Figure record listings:
%%

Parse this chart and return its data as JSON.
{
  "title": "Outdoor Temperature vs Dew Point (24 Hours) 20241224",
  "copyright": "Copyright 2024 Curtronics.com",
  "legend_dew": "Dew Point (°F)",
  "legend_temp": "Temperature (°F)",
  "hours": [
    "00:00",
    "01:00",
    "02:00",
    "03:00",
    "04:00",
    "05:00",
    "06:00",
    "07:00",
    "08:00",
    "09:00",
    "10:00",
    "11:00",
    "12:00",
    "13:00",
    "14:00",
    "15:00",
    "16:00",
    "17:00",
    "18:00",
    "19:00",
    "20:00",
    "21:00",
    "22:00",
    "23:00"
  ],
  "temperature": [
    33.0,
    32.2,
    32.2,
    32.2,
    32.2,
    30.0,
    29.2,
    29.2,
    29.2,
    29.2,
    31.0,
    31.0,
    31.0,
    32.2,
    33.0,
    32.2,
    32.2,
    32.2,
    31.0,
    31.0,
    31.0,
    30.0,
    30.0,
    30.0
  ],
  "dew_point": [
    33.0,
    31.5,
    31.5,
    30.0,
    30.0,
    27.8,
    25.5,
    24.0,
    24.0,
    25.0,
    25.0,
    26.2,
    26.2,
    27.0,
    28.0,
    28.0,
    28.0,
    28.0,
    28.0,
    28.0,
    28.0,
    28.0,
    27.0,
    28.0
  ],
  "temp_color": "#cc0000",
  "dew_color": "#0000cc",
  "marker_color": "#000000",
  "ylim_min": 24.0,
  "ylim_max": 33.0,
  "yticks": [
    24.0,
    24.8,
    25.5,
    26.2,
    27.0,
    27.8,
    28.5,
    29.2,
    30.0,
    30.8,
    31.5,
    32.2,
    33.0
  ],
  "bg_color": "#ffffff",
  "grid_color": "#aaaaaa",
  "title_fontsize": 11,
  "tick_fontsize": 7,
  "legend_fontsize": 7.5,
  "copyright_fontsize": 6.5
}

%%

> Written exercise
Write out the full set of records exactly as given.

> Solution
Parse this chart and return its data as JSON.
{
  "title": "Outdoor Temperature vs Dew Point (24 Hours) 20241224",
  "copyright": "Copyright 2024 Curtronics.com",
  "legend_dew": "Dew Point (°F)",
  "legend_temp": "Temperature (°F)",
  "hours": [
    "00:00",
    "01:00",
    "02:00",
    "03:00",
    "04:00",
    "05:00",
    "06:00",
    "07:00",
    "08:00",
    "09:00",
    "10:00",
    "11:00",
    "12:00",
    "13:00",
    "14:00",
    "15:00",
    "16:00",
    "17:00",
    "18:00",
    "19:00",
    "20:00",
    "21:00",
    "22:00",
    "23:00"
  ],
  "temperature": [
    33.0,
    32.2,
    32.2,
    32.2,
    32.2,
    30.0,
    29.2,
    29.2,
    29.2,
    29.2,
    31.0,
    31.0,
    31.0,
    32.2,
    33.0,
    32.2,
    32.2,
    32.2,
    31.0,
    31.0,
    31.0,
    30.0,
    30.0,
    30.0
  ],
  "dew_point": [
    33.0,
    31.5,
    31.5,
    30.0,
    30.0,
    27.8,
    25.5,
    24.0,
    24.0,
    25.0,
    25.0,
    26.2,
    26.2,
    27.0,
    28.0,
    28.0,
    28.0,
    28.0,
    28.0,
    28.0,
    28.0,
    28.0,
    27.0,
    28.0
  ],
  "temp_color": "#cc0000",
  "dew_color": "#0000cc",
  "marker_color": "#000000",
  "ylim_min": 24.0,
  "ylim_max": 33.0,
  "yticks": [
    24.0,
    24.8,
    25.5,
    26.2,
    27.0,
    27.8,
    28.5,
    29.2,
    30.0,
    30.8,
    31.5,
    32.2,
    33.0
  ],
  "bg_color": "#ffffff",
  "grid_color": "#aaaaaa",
  "title_fontsize": 11,
  "tick_fontsize": 7,
  "legend_fontsize": 7.5,
  "copyright_fontsize": 6.5
}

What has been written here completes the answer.